-- begin Input --

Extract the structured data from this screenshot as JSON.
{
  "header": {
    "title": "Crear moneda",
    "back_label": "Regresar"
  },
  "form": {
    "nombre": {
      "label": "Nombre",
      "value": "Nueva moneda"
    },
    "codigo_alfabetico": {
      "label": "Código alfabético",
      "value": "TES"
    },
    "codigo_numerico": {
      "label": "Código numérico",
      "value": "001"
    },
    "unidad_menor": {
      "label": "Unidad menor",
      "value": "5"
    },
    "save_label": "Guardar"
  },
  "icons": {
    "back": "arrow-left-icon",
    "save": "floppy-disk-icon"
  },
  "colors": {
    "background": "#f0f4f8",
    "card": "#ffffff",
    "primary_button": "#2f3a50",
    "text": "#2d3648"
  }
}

-- end Input --

What to do ->
Give the number of lines containing the word "moneda". No other answer is needed.

Task answer ->
2